**Estratto del testo:**
Parlare di femminismo non è per niente facile. La ragione è tanto semplice, quanto banale. Il femminismo non esiste. Esistono i femminismi, al plurale, e cioè esiste un’eterogeneità di fondo che ha da sempre connotato questo, chiamiamolo pure, movimento. La varietà di orientamenti e indirizzi ha tanto innervato il femminismo come quando l’edera, attaccandosi al muro, lo aggroviglia in modo da rendere irriconoscibile il traliccio dal quale tutto ha avuto inizio. In virtù di una tale complessità, l’argomento potrebbe essere affrontato da diversi punti di vista. Si potrebbe ricostruirne la parabola storica, con le sue tre ondate principali e le varie sotto-diramazioni. Ma questa non è la sede più opportuna per farlo a ragione delle ristrettezze di spazio qui imposte. E inoltre, quell’angolatura porterebbe – nolenti o dolenti – a riconoscere che la terza ondata, quella degli anni Novanta, pur consapevole dei vantaggi derivanti da un adeguato sfruttamento dei mass media per farsi conoscere al grande pubblico, non è veramente entrata nei cuori della gente. È come se i prodotti – spesso accademici – di questa terza ondata non abbiano veramente innovato la condizione delle donne. Eppure l’indagare, come appunto fa la terza ondata, la storia delle donne, la letteratura delle donne, l’arte delle donne … ha l’evidente merito di far finalmente luce attorno al ruolo e alle potenzialità che da sempre hanno avuto le donne. Un ruolo che per troppo tempo è rimasto, però, oscurato da canoni assai misogini.
Anche gli Studi culturali – settore disciplinare che sta prendendo piede, tra mille difficoltà (si veda in proposito la denuncia/appello del professore Perniola riguardo alla paura suscitata proprio da questa disciplina) nelle università italiane – contribuiscono a portare a galla il contributo delle donne e del femminismo. Un secondo punto di vista che si potrebbe adottare si rivolge al mondo del diritto. Un excursus delle conquiste giuridiche permetterebbe, infatti, di sottolineare quali e quanti traguardi il femminismo è riuscito a produrre. Ma ancora una volta, una tal scelta condurrebbe verso un percorso irto di problematiche. I risultati sono sì numerosi (con un apice particolare raggiunto con le conquiste degli anni Settanta) da impedire una trattazione unitaria. Ecco, quindi, che la scelta migliore che si possa fare per rispettare le esigenze della sede che qui ci ospita, ci porta a privilegiare un altro punto di vista. Sfogliare uno dei saggi (se a ciò possa mai essere ridotto) che ha costituito un impareggiabile punto di riferimento per il movimento femminista (e non solo), e capire se a oggi la situazione delle donne sia cambiata.

**Compito assegnato a:** Cita parola per parola le righe dell'elenco, partendo dalla sua prima riga e proseguendo fino alla riga che contiene "page-title-en: PLANNING PROPOSAL: [622, 96, 710, 105]", inclusa.
Il testo e l'elenco sono materiali del tutto distinti.

(Annotazioni degli elementi della pagina)
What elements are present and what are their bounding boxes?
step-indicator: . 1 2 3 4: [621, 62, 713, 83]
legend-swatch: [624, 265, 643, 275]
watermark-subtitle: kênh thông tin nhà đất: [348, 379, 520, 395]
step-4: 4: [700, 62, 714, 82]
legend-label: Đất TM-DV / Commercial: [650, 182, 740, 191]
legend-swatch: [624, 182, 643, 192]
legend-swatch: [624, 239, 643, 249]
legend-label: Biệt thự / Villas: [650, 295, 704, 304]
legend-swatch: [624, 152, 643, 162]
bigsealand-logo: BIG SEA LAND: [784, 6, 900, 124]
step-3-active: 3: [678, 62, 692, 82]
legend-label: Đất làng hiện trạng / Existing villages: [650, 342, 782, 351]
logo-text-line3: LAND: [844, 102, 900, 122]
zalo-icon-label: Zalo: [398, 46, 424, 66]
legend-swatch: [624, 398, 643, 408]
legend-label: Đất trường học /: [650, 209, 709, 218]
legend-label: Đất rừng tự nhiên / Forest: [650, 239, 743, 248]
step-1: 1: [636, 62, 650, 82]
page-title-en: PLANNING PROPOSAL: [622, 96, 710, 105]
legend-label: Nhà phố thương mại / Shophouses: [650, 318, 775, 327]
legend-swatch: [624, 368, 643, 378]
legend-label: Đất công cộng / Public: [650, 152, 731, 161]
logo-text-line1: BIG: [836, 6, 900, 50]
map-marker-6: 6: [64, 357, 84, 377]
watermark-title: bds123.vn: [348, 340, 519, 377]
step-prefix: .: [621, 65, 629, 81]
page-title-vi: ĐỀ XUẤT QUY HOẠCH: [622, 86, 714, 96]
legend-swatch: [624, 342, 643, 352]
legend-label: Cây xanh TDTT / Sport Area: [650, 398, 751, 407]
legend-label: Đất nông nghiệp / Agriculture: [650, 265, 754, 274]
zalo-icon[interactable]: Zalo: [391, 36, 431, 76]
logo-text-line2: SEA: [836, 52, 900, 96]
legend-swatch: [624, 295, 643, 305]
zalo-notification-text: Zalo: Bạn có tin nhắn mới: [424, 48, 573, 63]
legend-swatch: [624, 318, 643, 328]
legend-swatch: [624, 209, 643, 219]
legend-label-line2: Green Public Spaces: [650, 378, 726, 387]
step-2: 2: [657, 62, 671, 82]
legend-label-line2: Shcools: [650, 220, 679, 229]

**Compito assegnato b:** Secondo il testo sul femminismo, in quale decennio si colloca la terza ondata?

**Soluzione scritta a:**
What elements are present and what are their bounding boxes?
step-indicator: . 1 2 3 4: [621, 62, 713, 83]
legend-swatch: [624, 265, 643, 275]
watermark-subtitle: kênh thông tin nhà đất: [348, 379, 520, 395]
step-4: 4: [700, 62, 714, 82]
legend-label: Đất TM-DV / Commercial: [650, 182, 740, 191]
legend-swatch: [624, 182, 643, 192]
legend-swatch: [624, 239, 643, 249]
legend-label: Biệt thự / Villas: [650, 295, 704, 304]
legend-swatch: [624, 152, 643, 162]
bigsealand-logo: BIG SEA LAND: [784, 6, 900, 124]
step-3-active: 3: [678, 62, 692, 82]
legend-label: Đất làng hiện trạng / Existing villages: [650, 342, 782, 351]
logo-text-line3: LAND: [844, 102, 900, 122]
zalo-icon-label: Zalo: [398, 46, 424, 66]
legend-swatch: [624, 398, 643, 408]
legend-label: Đất trường học /: [650, 209, 709, 218]
legend-label: Đất rừng tự nhiên / Forest: [650, 239, 743, 248]
step-1: 1: [636, 62, 650, 82]
page-title-en: PLANNING PROPOSAL: [622, 96, 710, 105]

**Soluzione scritta b:** Negli anni Novanta.